What you have to do
Scan the records below for the word "data" and give only the number of lines that hold it.

· · · ·

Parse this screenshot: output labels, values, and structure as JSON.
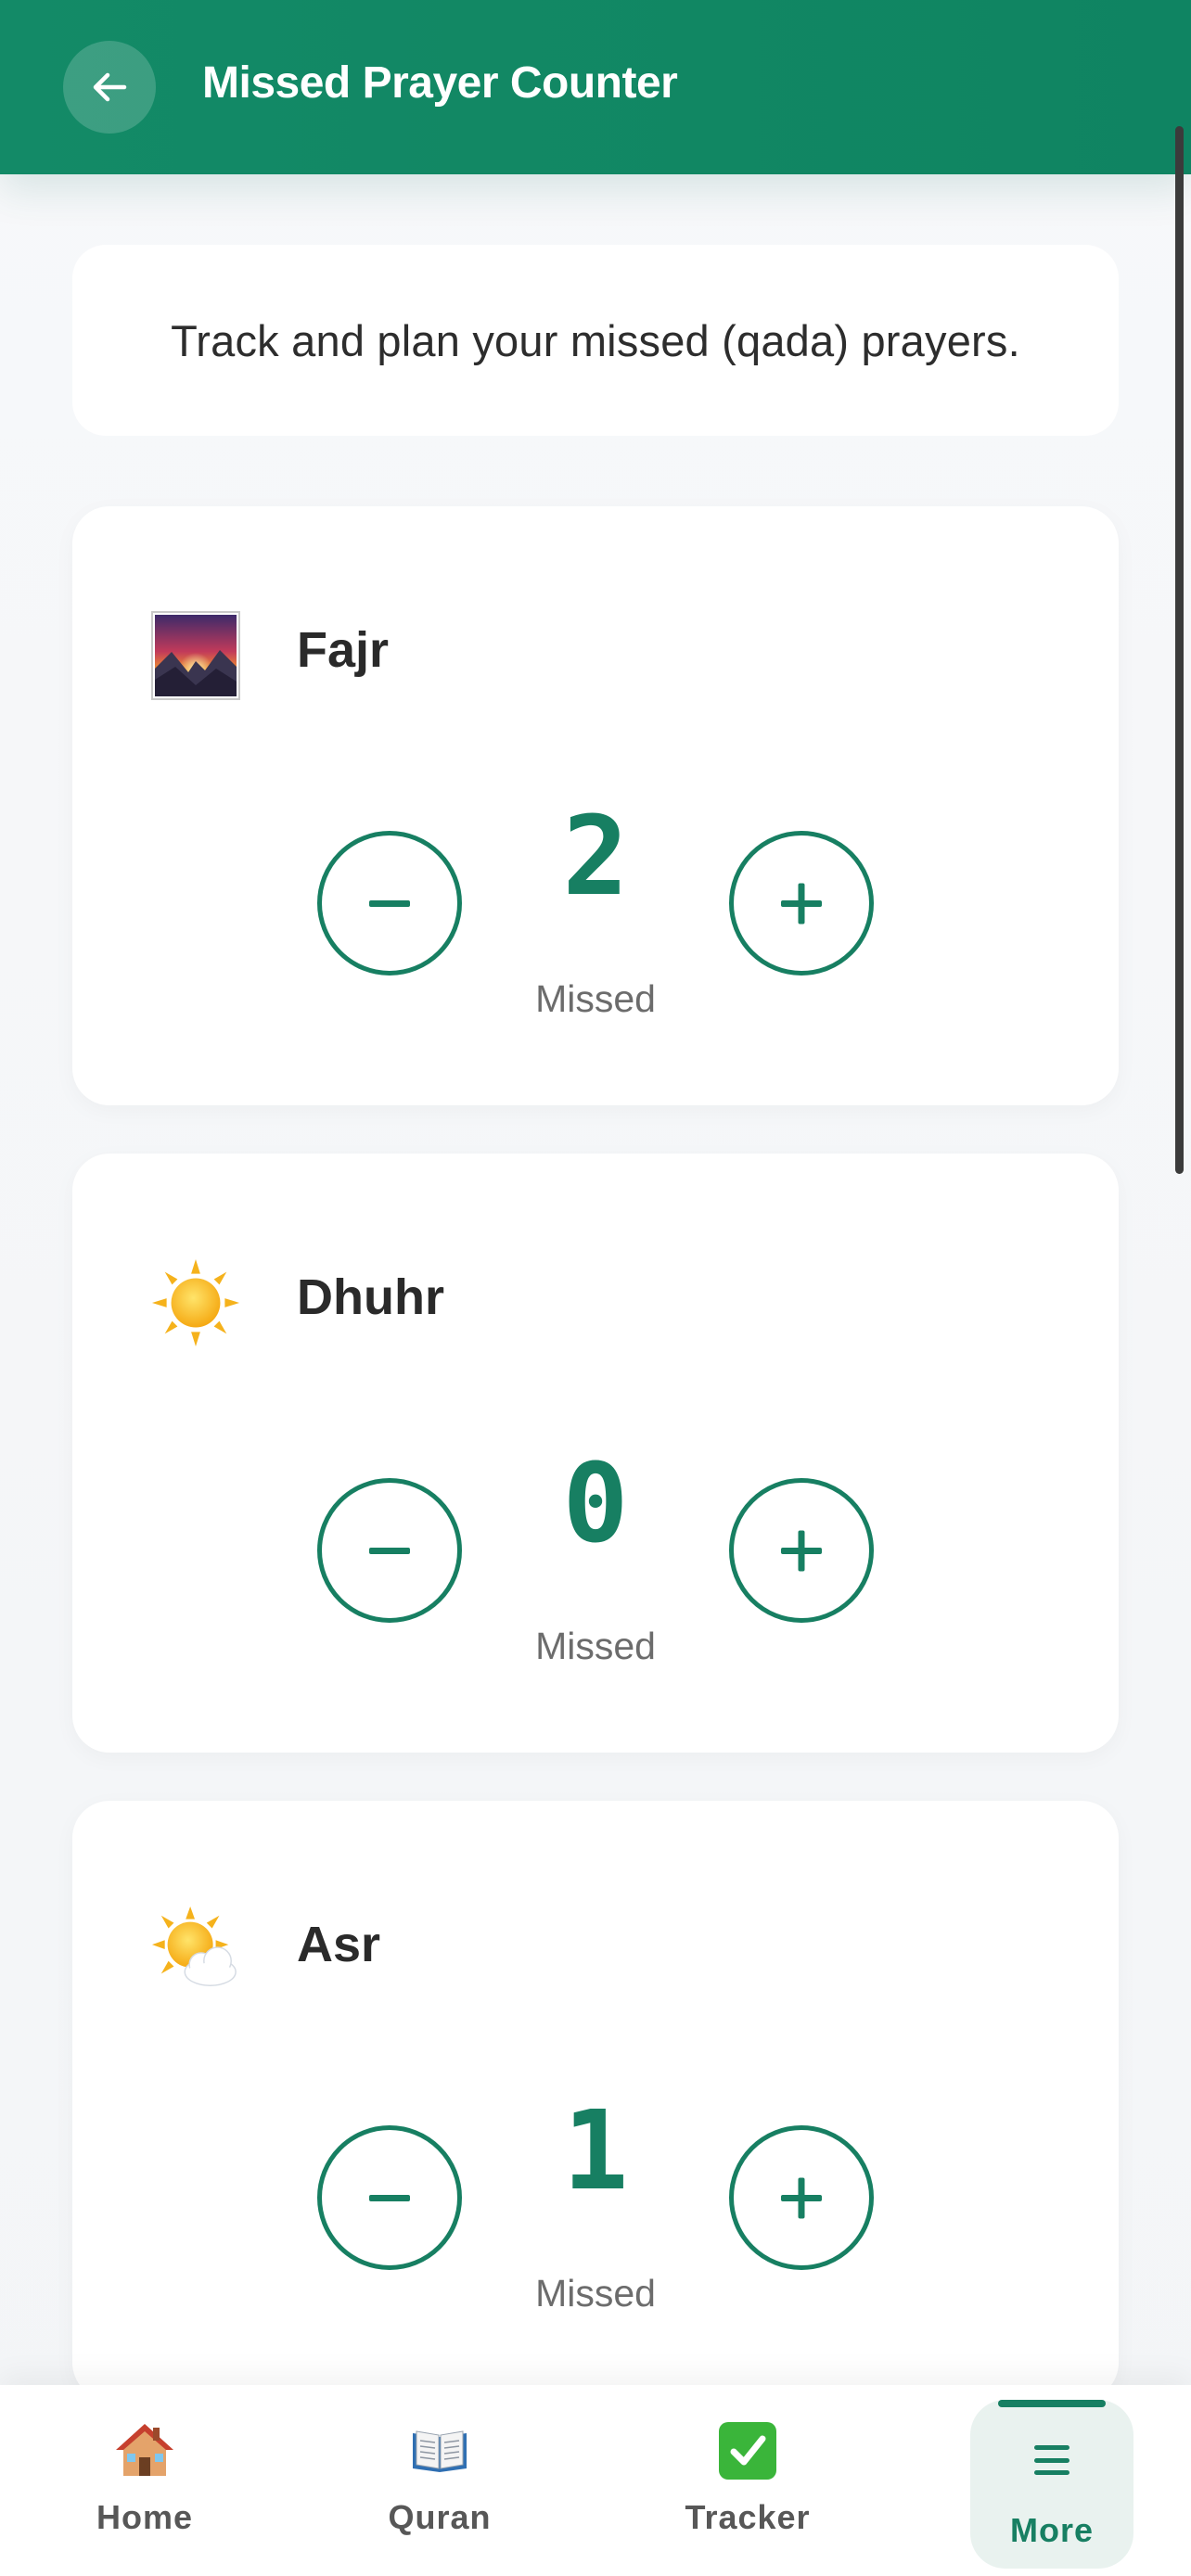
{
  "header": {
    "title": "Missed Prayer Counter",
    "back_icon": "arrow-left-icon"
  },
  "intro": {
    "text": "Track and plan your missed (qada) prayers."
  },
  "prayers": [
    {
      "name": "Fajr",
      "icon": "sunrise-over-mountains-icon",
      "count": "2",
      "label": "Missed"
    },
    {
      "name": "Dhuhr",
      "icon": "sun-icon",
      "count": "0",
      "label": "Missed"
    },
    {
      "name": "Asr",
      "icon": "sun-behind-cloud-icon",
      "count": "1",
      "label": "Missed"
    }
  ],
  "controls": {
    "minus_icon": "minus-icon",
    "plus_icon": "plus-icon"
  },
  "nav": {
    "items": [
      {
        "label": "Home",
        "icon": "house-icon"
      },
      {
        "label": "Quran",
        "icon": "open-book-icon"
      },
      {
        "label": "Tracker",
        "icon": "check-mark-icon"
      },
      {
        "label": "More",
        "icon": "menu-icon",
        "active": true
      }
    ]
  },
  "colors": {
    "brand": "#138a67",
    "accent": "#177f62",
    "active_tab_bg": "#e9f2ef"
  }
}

· · · ·

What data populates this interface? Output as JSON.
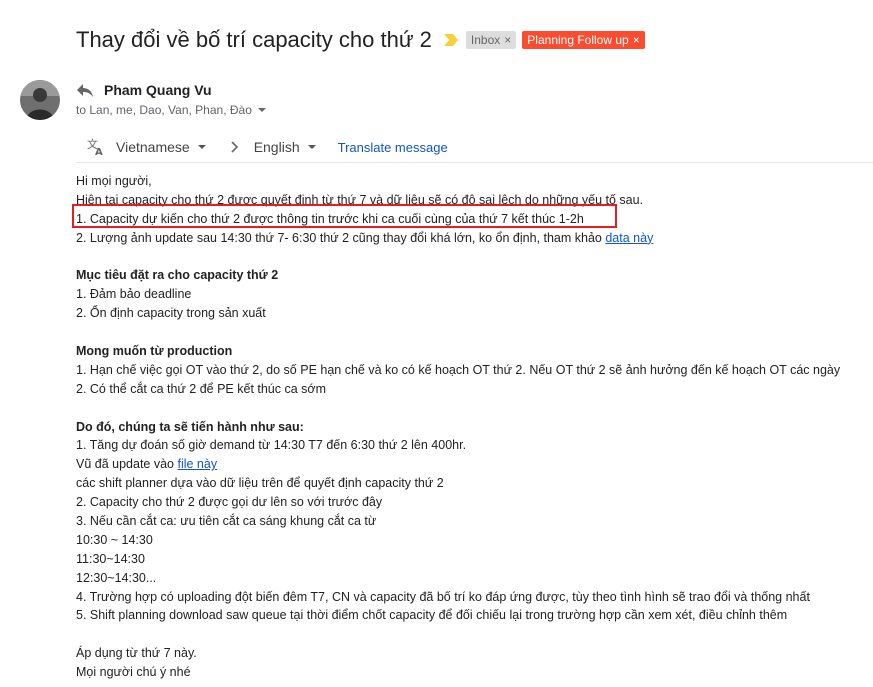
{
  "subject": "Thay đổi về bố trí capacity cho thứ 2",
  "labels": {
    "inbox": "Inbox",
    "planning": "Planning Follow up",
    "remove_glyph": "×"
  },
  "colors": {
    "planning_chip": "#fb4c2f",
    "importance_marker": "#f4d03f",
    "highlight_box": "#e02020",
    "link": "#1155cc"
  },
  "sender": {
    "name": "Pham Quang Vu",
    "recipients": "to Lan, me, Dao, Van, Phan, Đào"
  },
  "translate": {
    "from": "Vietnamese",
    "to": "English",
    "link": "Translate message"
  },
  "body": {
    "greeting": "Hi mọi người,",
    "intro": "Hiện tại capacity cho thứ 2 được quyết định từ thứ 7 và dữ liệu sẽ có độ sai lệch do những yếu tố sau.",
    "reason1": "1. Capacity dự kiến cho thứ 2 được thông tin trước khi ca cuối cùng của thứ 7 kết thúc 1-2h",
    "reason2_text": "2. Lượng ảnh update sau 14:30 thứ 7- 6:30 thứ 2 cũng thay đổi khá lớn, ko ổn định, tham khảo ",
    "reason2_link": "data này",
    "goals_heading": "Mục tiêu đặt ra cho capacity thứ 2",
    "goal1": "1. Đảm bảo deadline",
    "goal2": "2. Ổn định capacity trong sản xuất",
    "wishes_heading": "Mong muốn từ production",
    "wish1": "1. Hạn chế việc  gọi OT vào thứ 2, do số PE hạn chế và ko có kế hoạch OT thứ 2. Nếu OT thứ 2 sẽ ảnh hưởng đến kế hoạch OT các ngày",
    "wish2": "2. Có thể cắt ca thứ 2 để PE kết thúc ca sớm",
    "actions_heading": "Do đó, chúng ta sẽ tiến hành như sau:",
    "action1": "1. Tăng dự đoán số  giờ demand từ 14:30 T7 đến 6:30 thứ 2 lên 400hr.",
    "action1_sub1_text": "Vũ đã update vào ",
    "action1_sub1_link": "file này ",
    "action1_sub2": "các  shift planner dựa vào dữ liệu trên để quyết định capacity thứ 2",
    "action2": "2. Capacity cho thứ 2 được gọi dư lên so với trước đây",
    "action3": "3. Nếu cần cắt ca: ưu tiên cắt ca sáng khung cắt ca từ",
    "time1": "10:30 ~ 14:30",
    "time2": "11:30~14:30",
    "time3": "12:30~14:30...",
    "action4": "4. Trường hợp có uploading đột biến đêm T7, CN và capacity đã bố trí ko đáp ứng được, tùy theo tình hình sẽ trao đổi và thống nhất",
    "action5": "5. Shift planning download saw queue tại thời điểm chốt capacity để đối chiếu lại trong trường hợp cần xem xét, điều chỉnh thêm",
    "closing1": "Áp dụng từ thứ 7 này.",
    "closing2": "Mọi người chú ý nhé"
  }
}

· · · ·

Solved exercise
2